## [Problem]
Filter the entries below, keeping every line that has the word "annotation".

## [Dataset entries]
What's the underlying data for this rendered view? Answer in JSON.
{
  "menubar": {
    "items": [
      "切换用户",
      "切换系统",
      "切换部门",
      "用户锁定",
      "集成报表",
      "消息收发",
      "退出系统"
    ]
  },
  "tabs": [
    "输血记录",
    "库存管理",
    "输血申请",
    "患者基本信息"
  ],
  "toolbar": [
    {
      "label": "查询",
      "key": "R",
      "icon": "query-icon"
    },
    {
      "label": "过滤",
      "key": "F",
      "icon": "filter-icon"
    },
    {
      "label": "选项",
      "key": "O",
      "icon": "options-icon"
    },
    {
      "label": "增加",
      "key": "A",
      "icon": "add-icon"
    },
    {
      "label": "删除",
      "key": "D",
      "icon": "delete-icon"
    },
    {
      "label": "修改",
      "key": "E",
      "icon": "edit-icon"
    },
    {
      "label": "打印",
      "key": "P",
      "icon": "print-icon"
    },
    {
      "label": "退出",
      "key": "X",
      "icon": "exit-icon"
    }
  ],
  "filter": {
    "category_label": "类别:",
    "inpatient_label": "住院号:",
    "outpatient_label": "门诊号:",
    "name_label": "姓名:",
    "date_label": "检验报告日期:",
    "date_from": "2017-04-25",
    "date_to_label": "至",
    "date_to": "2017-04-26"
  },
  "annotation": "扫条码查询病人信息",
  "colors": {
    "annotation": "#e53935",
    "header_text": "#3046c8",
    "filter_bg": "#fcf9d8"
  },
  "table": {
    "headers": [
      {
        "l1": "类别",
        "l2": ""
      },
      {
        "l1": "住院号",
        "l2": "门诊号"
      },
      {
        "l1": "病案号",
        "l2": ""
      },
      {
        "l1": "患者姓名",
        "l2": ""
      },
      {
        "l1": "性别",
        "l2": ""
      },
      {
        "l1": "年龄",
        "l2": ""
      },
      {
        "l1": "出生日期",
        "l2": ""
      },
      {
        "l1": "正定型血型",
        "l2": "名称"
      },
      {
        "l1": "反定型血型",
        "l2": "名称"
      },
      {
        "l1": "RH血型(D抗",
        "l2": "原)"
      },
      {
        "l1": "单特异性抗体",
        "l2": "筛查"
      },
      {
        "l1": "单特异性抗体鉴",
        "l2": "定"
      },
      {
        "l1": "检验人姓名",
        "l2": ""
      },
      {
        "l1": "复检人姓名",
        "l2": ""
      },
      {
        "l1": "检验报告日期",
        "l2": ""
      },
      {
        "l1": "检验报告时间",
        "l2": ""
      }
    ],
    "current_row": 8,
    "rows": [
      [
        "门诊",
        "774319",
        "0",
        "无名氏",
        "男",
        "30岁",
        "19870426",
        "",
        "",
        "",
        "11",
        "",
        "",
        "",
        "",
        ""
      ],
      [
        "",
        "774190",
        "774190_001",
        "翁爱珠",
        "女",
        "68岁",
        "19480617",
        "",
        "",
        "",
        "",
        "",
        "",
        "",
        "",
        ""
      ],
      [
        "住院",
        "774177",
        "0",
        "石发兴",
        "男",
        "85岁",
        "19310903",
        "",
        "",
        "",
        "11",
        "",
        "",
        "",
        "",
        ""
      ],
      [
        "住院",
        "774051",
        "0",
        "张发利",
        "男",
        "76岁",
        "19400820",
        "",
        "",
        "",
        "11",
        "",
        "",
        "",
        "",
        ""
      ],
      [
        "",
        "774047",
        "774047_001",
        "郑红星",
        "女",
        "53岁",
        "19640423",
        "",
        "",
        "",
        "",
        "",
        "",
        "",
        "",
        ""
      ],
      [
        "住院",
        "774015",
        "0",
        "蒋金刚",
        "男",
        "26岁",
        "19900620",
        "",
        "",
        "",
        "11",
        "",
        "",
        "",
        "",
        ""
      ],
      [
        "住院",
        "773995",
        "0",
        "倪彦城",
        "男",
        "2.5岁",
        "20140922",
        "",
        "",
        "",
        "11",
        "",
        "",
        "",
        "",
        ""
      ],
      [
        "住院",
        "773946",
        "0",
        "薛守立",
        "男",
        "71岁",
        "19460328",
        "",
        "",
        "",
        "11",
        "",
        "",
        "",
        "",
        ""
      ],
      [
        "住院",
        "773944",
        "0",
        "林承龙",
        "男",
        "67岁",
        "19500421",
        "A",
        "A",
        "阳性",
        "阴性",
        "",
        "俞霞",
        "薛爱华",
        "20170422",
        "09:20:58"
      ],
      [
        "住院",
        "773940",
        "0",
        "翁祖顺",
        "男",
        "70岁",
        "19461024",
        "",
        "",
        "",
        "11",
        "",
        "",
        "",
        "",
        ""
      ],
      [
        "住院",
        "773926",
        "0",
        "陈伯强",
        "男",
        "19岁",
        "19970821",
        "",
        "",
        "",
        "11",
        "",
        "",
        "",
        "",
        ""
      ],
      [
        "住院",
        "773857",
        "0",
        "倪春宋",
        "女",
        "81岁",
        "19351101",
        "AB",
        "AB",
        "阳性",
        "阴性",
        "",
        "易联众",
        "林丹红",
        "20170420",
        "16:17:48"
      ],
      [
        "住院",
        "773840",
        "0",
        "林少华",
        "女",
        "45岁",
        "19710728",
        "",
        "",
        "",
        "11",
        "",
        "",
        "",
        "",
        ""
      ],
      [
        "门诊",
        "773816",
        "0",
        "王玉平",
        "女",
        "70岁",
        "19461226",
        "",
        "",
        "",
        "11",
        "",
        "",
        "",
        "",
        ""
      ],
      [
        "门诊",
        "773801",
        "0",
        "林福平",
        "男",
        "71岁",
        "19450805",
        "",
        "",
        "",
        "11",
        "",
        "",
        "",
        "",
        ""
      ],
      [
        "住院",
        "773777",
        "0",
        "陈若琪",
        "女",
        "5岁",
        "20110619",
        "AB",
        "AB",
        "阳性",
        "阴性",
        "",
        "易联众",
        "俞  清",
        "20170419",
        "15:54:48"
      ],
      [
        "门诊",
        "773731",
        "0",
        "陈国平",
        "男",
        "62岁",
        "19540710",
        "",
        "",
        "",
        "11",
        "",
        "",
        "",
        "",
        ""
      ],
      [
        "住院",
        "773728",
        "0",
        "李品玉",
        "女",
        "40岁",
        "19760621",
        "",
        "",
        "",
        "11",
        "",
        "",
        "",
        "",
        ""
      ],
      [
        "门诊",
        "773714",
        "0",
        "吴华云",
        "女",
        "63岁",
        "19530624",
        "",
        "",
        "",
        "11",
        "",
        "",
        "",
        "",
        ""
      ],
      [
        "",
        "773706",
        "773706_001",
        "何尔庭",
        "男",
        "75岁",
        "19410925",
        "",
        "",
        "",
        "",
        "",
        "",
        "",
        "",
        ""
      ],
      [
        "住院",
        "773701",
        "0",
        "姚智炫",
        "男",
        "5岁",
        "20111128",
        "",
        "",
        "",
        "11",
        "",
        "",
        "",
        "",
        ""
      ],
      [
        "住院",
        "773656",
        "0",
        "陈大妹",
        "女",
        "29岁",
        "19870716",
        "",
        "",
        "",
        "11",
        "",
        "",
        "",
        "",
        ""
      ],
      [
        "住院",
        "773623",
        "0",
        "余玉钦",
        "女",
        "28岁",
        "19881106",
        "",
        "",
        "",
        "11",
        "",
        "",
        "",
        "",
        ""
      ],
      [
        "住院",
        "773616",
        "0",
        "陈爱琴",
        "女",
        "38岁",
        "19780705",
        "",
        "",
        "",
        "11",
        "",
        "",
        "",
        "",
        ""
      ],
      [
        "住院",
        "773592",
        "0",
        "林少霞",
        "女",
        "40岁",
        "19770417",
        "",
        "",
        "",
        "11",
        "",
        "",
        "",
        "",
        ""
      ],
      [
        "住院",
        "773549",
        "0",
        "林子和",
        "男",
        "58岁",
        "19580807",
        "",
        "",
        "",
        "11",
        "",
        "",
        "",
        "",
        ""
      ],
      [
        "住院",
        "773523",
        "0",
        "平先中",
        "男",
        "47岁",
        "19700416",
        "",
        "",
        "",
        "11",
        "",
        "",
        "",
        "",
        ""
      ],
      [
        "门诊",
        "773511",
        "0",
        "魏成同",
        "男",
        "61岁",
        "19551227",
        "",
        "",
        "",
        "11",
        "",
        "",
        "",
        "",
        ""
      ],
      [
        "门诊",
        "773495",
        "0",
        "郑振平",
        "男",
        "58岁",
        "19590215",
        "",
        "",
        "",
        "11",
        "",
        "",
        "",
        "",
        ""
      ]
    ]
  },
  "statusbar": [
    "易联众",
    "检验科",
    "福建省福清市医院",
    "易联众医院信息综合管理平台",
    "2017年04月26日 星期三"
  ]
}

## [Correct result]
  "annotation": "扫条码查询病人信息",
    "annotation": "#e53935",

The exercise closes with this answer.